## Given data
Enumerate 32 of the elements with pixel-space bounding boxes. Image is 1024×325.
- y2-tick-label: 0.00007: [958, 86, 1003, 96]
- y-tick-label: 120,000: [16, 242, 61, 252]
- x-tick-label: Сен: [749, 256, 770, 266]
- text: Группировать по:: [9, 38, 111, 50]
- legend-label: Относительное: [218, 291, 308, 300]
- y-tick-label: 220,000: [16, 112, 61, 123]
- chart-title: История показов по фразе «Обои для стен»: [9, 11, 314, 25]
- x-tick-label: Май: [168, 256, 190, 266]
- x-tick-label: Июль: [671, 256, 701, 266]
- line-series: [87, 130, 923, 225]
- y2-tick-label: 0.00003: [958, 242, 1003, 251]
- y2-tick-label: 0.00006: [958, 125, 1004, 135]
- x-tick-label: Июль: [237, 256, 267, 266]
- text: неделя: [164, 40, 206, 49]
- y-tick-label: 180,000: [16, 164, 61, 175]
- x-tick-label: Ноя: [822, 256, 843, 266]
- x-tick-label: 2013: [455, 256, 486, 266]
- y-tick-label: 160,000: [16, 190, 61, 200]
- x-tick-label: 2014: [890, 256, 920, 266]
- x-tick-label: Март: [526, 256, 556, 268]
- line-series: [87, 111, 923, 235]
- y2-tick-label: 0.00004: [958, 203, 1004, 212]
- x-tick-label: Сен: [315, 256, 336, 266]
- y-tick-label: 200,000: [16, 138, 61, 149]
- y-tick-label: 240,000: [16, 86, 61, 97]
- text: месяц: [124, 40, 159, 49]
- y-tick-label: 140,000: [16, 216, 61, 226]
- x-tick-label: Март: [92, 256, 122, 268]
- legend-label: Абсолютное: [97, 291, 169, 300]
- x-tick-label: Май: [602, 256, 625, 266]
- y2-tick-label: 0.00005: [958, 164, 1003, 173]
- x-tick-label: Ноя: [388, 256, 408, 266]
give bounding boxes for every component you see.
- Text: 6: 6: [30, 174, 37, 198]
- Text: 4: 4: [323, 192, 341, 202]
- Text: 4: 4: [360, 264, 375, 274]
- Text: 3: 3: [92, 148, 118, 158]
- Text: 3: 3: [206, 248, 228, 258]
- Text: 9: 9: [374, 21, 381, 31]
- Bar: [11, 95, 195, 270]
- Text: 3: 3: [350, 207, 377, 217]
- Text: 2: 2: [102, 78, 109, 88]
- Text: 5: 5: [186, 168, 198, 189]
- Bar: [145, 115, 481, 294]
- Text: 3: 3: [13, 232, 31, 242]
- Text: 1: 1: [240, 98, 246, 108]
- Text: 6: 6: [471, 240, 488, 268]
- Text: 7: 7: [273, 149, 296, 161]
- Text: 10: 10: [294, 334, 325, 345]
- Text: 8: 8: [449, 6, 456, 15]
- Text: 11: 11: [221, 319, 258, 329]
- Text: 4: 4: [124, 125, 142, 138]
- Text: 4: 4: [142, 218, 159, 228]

## Stated goal
Convert every line of the items above into a JSON array of strings, with one string per line and any blank lines omitted.

## Written solution
[
  "Enumerate 32 of the elements with pixel-space bounding boxes. Image is 1024×325.",
  "- y2-tick-label: 0.00007: [958, 86, 1003, 96]",
  "- y-tick-label: 120,000: [16, 242, 61, 252]",
  "- x-tick-label: Сен: [749, 256, 770, 266]",
  "- text: Группировать по:: [9, 38, 111, 50]",
  "- legend-label: Относительное: [218, 291, 308, 300]",
  "- y-tick-label: 220,000: [16, 112, 61, 123]",
  "- chart-title: История показов по фразе «Обои для стен»: [9, 11, 314, 25]",
  "- x-tick-label: Май: [168, 256, 190, 266]",
  "- x-tick-label: Июль: [671, 256, 701, 266]",
  "- line-series: [87, 130, 923, 225]",
  "- y2-tick-label: 0.00003: [958, 242, 1003, 251]",
  "- y2-tick-label: 0.00006: [958, 125, 1004, 135]",
  "- x-tick-label: Июль: [237, 256, 267, 266]",
  "- text: неделя: [164, 40, 206, 49]",
  "- y-tick-label: 180,000: [16, 164, 61, 175]",
  "- x-tick-label: Ноя: [822, 256, 843, 266]",
  "- x-tick-label: 2013: [455, 256, 486, 266]",
  "- y-tick-label: 160,000: [16, 190, 61, 200]",
  "- x-tick-label: 2014: [890, 256, 920, 266]",
  "- x-tick-label: Март: [526, 256, 556, 268]",
  "- line-series: [87, 111, 923, 235]",
  "- y2-tick-label: 0.00004: [958, 203, 1004, 212]",
  "- x-tick-label: Сен: [315, 256, 336, 266]",
  "- y-tick-label: 200,000: [16, 138, 61, 149]",
  "- y-tick-label: 240,000: [16, 86, 61, 97]",
  "- text: месяц: [124, 40, 159, 49]",
  "- y-tick-label: 140,000: [16, 216, 61, 226]",
  "- x-tick-label: Март: [92, 256, 122, 268]",
  "- legend-label: Абсолютное: [97, 291, 169, 300]",
  "- x-tick-label: Май: [602, 256, 625, 266]",
  "- y2-tick-label: 0.00005: [958, 164, 1003, 173]",
  "- x-tick-label: Ноя: [388, 256, 408, 266]",
  "give bounding boxes for every component you see.",
  "- Text: 6: 6: [30, 174, 37, 198]",
  "- Text: 4: 4: [323, 192, 341, 202]",
  "- Text: 4: 4: [360, 264, 375, 274]",
  "- Text: 3: 3: [92, 148, 118, 158]",
  "- Text: 3: 3: [206, 248, 228, 258]",
  "- Text: 9: 9: [374, 21, 381, 31]",
  "- Bar: [11, 95, 195, 270]",
  "- Text: 3: 3: [350, 207, 377, 217]",
  "- Text: 2: 2: [102, 78, 109, 88]",
  "- Text: 5: 5: [186, 168, 198, 189]",
  "- Bar: [145, 115, 481, 294]",
  "- Text: 3: 3: [13, 232, 31, 242]",
  "- Text: 1: 1: [240, 98, 246, 108]",
  "- Text: 6: 6: [471, 240, 488, 268]",
  "- Text: 7: 7: [273, 149, 296, 161]",
  "- Text: 10: 10: [294, 334, 325, 345]",
  "- Text: 8: 8: [449, 6, 456, 15]",
  "- Text: 11: 11: [221, 319, 258, 329]",
  "- Text: 4: 4: [124, 125, 142, 138]",
  "- Text: 4: 4: [142, 218, 159, 228]"
]